## PROBLEM
Write out every one of the rows below line for line, changing nothing.

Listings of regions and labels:
⁂

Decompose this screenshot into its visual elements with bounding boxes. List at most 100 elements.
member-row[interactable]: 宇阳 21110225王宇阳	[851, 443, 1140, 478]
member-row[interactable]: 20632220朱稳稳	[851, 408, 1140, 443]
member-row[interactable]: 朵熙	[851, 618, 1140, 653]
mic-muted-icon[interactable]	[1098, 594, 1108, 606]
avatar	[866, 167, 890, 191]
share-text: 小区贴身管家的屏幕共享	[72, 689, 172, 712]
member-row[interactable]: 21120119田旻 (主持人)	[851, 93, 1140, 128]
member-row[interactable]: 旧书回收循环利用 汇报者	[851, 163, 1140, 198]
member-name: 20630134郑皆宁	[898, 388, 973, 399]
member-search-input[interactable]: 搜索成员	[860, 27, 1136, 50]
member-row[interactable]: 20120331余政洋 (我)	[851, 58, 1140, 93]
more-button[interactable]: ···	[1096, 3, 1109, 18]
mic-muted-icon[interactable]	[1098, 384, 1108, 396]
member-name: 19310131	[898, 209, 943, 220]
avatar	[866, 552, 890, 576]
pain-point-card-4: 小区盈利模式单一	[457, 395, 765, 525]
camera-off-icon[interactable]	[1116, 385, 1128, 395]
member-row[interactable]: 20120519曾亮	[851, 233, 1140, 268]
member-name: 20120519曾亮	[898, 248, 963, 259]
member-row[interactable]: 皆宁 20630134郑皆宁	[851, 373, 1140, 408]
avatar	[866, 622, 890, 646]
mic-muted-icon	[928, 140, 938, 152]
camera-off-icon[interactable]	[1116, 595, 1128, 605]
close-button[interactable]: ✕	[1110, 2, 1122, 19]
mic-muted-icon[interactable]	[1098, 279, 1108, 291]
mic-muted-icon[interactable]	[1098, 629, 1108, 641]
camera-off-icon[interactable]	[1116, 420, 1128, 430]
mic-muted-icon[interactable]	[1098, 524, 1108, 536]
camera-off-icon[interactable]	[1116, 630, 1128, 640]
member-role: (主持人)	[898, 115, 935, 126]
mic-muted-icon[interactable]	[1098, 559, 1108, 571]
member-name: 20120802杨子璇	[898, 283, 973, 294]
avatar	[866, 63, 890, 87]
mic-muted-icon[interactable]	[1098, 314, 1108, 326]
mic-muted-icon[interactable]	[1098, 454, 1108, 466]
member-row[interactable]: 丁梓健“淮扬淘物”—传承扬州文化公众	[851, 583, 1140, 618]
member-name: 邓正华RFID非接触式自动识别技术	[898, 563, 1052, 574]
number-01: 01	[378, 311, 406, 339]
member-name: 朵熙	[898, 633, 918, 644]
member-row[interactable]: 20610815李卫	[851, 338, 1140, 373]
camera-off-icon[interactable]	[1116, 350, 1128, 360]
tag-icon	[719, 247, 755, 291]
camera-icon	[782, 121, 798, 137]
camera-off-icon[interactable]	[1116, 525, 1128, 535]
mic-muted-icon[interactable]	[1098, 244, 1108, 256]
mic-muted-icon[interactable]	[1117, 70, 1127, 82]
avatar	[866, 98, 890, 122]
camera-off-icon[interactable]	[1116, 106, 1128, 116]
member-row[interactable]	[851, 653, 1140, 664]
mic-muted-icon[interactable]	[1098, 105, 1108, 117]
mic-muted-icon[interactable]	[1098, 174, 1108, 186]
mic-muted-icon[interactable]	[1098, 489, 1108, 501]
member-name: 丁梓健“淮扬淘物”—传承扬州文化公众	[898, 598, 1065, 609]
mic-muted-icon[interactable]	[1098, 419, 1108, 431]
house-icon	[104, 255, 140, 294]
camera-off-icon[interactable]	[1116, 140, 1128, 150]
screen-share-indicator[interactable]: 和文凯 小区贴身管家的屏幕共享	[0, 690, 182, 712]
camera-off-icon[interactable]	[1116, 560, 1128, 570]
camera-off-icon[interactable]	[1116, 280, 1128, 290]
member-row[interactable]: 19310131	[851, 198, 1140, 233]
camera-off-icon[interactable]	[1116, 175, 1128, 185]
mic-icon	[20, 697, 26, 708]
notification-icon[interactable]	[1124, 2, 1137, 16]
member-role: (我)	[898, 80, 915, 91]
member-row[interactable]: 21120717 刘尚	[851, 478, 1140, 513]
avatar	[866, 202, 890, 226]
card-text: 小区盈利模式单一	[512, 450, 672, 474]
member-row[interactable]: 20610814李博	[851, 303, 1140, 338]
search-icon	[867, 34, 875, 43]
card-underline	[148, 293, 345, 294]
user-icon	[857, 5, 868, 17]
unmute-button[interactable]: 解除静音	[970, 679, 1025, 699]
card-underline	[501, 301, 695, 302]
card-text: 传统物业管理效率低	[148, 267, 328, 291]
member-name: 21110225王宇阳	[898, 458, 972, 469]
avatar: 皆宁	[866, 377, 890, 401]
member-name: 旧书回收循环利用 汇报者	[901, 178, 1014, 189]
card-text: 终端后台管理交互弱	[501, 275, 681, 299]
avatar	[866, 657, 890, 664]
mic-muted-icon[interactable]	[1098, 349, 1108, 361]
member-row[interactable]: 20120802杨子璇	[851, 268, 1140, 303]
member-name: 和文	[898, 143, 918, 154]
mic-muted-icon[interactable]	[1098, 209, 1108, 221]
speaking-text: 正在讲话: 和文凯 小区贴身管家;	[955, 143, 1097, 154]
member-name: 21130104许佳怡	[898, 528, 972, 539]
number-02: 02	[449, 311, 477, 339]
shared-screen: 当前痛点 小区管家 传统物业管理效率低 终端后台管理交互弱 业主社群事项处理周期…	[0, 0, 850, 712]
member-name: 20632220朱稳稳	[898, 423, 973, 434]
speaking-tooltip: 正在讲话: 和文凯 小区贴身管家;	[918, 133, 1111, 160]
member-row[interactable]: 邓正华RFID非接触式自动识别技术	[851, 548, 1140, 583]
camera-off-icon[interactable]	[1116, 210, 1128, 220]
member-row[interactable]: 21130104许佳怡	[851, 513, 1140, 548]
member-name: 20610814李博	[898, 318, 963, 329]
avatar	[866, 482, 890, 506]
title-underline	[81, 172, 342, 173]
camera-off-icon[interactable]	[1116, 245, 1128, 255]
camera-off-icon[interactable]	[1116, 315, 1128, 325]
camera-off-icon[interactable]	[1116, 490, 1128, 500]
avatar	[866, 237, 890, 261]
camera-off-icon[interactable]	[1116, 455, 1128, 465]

⁂

## THE RESULT
Decompose this screenshot into its visual elements with bounding boxes. List at most 100 elements.
member-row[interactable]: 宇阳 21110225王宇阳	[851, 443, 1140, 478]
member-row[interactable]: 20632220朱稳稳	[851, 408, 1140, 443]
member-row[interactable]: 朵熙	[851, 618, 1140, 653]
mic-muted-icon[interactable]	[1098, 594, 1108, 606]
avatar	[866, 167, 890, 191]
share-text: 小区贴身管家的屏幕共享	[72, 689, 172, 712]
member-row[interactable]: 21120119田旻 (主持人)	[851, 93, 1140, 128]
member-row[interactable]: 旧书回收循环利用 汇报者	[851, 163, 1140, 198]
member-name: 20630134郑皆宁	[898, 388, 973, 399]
member-search-input[interactable]: 搜索成员	[860, 27, 1136, 50]
member-row[interactable]: 20120331余政洋 (我)	[851, 58, 1140, 93]
more-button[interactable]: ···	[1096, 3, 1109, 18]
mic-muted-icon[interactable]	[1098, 384, 1108, 396]
member-name: 19310131	[898, 209, 943, 220]
avatar	[866, 552, 890, 576]
pain-point-card-4: 小区盈利模式单一	[457, 395, 765, 525]
camera-off-icon[interactable]	[1116, 385, 1128, 395]
member-row[interactable]: 20120519曾亮	[851, 233, 1140, 268]
member-name: 20120519曾亮	[898, 248, 963, 259]
member-row[interactable]: 皆宁 20630134郑皆宁	[851, 373, 1140, 408]
avatar	[866, 622, 890, 646]
mic-muted-icon	[928, 140, 938, 152]
camera-off-icon[interactable]	[1116, 595, 1128, 605]
close-button[interactable]: ✕	[1110, 2, 1122, 19]
mic-muted-icon[interactable]	[1098, 279, 1108, 291]
mic-muted-icon[interactable]	[1098, 629, 1108, 641]
camera-off-icon[interactable]	[1116, 420, 1128, 430]
mic-muted-icon[interactable]	[1098, 524, 1108, 536]
camera-off-icon[interactable]	[1116, 630, 1128, 640]
member-role: (主持人)	[898, 115, 935, 126]
mic-muted-icon[interactable]	[1098, 559, 1108, 571]
member-name: 20120802杨子璇	[898, 283, 973, 294]
avatar	[866, 63, 890, 87]
mic-muted-icon[interactable]	[1098, 314, 1108, 326]
mic-muted-icon[interactable]	[1098, 454, 1108, 466]
member-row[interactable]: 丁梓健“淮扬淘物”—传承扬州文化公众	[851, 583, 1140, 618]
member-name: 邓正华RFID非接触式自动识别技术	[898, 563, 1052, 574]
number-01: 01	[378, 311, 406, 339]
member-name: 朵熙	[898, 633, 918, 644]
member-row[interactable]: 20610815李卫	[851, 338, 1140, 373]
camera-off-icon[interactable]	[1116, 350, 1128, 360]
tag-icon	[719, 247, 755, 291]
camera-icon	[782, 121, 798, 137]
camera-off-icon[interactable]	[1116, 525, 1128, 535]
mic-muted-icon[interactable]	[1098, 244, 1108, 256]
mic-muted-icon[interactable]	[1117, 70, 1127, 82]
avatar	[866, 98, 890, 122]
camera-off-icon[interactable]	[1116, 106, 1128, 116]
member-row[interactable]	[851, 653, 1140, 664]
mic-muted-icon[interactable]	[1098, 105, 1108, 117]
mic-muted-icon[interactable]	[1098, 174, 1108, 186]
mic-muted-icon[interactable]	[1098, 489, 1108, 501]
member-name: 丁梓健“淮扬淘物”—传承扬州文化公众	[898, 598, 1065, 609]
mic-muted-icon[interactable]	[1098, 419, 1108, 431]
house-icon	[104, 255, 140, 294]
camera-off-icon[interactable]	[1116, 140, 1128, 150]
screen-share-indicator[interactable]: 和文凯 小区贴身管家的屏幕共享	[0, 690, 182, 712]
camera-off-icon[interactable]	[1116, 560, 1128, 570]
camera-off-icon[interactable]	[1116, 280, 1128, 290]
member-row[interactable]: 19310131	[851, 198, 1140, 233]
camera-off-icon[interactable]	[1116, 175, 1128, 185]
mic-icon	[20, 697, 26, 708]
notification-icon[interactable]	[1124, 2, 1137, 16]
member-role: (我)	[898, 80, 915, 91]
member-row[interactable]: 21120717 刘尚	[851, 478, 1140, 513]
avatar	[866, 202, 890, 226]
card-text: 小区盈利模式单一	[512, 450, 672, 474]
member-row[interactable]: 20610814李博	[851, 303, 1140, 338]
search-icon	[867, 34, 875, 43]
card-underline	[148, 293, 345, 294]
user-icon	[857, 5, 868, 17]
unmute-button[interactable]: 解除静音	[970, 679, 1025, 699]
card-underline	[501, 301, 695, 302]
card-text: 传统物业管理效率低	[148, 267, 328, 291]
member-name: 21110225王宇阳	[898, 458, 972, 469]
avatar: 皆宁	[866, 377, 890, 401]
member-name: 旧书回收循环利用 汇报者	[901, 178, 1014, 189]
card-text: 终端后台管理交互弱	[501, 275, 681, 299]
avatar	[866, 657, 890, 664]
mic-muted-icon[interactable]	[1098, 349, 1108, 361]
member-row[interactable]: 20120802杨子璇	[851, 268, 1140, 303]
member-name: 和文	[898, 143, 918, 154]
mic-muted-icon[interactable]	[1098, 209, 1108, 221]
speaking-text: 正在讲话: 和文凯 小区贴身管家;	[955, 143, 1097, 154]
member-name: 21130104许佳怡	[898, 528, 972, 539]
number-02: 02	[449, 311, 477, 339]
shared-screen: 当前痛点 小区管家 传统物业管理效率低 终端后台管理交互弱 业主社群事项处理周期…	[0, 0, 850, 712]
member-name: 20632220朱稳稳	[898, 423, 973, 434]
speaking-tooltip: 正在讲话: 和文凯 小区贴身管家;	[918, 133, 1111, 160]
member-row[interactable]: 邓正华RFID非接触式自动识别技术	[851, 548, 1140, 583]
camera-off-icon[interactable]	[1116, 210, 1128, 220]
member-row[interactable]: 21130104许佳怡	[851, 513, 1140, 548]
member-name: 20610814李博	[898, 318, 963, 329]
avatar	[866, 482, 890, 506]
title-underline	[81, 172, 342, 173]
camera-off-icon[interactable]	[1116, 245, 1128, 255]
camera-off-icon[interactable]	[1116, 315, 1128, 325]
camera-off-icon[interactable]	[1116, 490, 1128, 500]
avatar	[866, 237, 890, 261]
camera-off-icon[interactable]	[1116, 455, 1128, 465]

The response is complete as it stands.